Exercise aim = Find the lines that hold the word "attuazione" and return them.

···

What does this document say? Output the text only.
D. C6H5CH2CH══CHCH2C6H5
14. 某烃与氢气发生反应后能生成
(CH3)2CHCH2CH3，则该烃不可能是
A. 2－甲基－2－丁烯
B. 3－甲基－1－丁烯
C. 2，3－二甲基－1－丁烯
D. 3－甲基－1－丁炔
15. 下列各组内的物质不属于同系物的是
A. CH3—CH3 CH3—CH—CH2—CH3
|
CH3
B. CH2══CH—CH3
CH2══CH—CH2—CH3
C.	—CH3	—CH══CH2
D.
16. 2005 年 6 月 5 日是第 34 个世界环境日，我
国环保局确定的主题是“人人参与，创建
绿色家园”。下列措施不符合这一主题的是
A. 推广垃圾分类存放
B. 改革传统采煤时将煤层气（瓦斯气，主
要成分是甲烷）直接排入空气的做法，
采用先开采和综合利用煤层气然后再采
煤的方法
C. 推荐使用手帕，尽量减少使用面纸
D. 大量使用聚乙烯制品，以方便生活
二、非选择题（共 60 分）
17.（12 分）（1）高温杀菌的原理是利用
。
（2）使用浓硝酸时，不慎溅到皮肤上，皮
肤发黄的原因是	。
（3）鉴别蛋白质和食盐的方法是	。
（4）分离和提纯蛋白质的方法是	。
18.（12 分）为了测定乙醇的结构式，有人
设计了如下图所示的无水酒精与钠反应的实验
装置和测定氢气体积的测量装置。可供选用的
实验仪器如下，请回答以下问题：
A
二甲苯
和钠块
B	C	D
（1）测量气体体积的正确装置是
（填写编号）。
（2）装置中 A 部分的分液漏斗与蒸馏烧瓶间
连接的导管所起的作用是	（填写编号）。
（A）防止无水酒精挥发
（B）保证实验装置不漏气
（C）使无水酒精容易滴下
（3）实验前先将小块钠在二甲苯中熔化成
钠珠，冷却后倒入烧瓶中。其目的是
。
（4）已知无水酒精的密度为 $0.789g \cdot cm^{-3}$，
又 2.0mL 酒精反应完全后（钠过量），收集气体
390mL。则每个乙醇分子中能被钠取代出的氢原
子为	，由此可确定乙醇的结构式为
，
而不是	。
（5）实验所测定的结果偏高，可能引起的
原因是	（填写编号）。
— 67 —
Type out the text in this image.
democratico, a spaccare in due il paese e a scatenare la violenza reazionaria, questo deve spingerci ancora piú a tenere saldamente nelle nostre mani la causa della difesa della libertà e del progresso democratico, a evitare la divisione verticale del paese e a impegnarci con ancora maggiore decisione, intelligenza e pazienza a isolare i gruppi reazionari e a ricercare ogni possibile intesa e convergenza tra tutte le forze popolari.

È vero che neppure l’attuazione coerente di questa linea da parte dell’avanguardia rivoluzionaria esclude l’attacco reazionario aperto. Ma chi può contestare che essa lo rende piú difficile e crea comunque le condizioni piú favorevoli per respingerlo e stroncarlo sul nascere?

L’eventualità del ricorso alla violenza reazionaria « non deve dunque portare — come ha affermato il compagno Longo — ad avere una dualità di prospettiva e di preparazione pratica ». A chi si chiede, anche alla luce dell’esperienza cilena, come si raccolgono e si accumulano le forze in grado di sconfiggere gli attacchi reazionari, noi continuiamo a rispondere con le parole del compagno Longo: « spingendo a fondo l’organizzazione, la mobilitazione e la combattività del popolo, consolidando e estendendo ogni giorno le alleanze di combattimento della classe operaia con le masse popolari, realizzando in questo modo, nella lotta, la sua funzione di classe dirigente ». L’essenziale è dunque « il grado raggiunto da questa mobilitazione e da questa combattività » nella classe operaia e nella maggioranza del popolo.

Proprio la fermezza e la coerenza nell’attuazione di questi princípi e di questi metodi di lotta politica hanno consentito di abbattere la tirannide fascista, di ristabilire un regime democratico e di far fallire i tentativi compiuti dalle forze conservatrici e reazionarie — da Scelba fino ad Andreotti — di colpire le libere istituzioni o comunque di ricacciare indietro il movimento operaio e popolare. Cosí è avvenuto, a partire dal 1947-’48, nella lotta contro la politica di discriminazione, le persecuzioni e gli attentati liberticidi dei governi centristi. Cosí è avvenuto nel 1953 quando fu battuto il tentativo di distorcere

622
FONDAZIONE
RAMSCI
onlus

···

Output for this task =
È vero che neppure l’attuazione coerente di questa linea da parte dell’avanguardia rivoluzionaria esclude l’attacco reazionario aperto. Ma chi può contestare che essa lo rende piú difficile e crea comunque le condizioni piú favorevoli per respingerlo e stroncarlo sul nascere?
Proprio la fermezza e la coerenza nell’attuazione di questi princípi e di questi metodi di lotta politica hanno consentito di abbattere la tirannide fascista, di ristabilire un regime democratico e di far fallire i tentativi compiuti dalle forze conservatrici e reazionarie — da Scelba fino ad Andreotti — di colpire le libere istituzioni o comunque di ricacciare indietro il movimento operaio e popolare. Cosí è avvenuto, a partire dal 1947-’48, nella lotta contro la politica di discriminazione, le persecuzioni e gli attentati liberticidi dei governi centristi. Cosí è avvenuto nel 1953 quando fu battuto il tentativo di distorcere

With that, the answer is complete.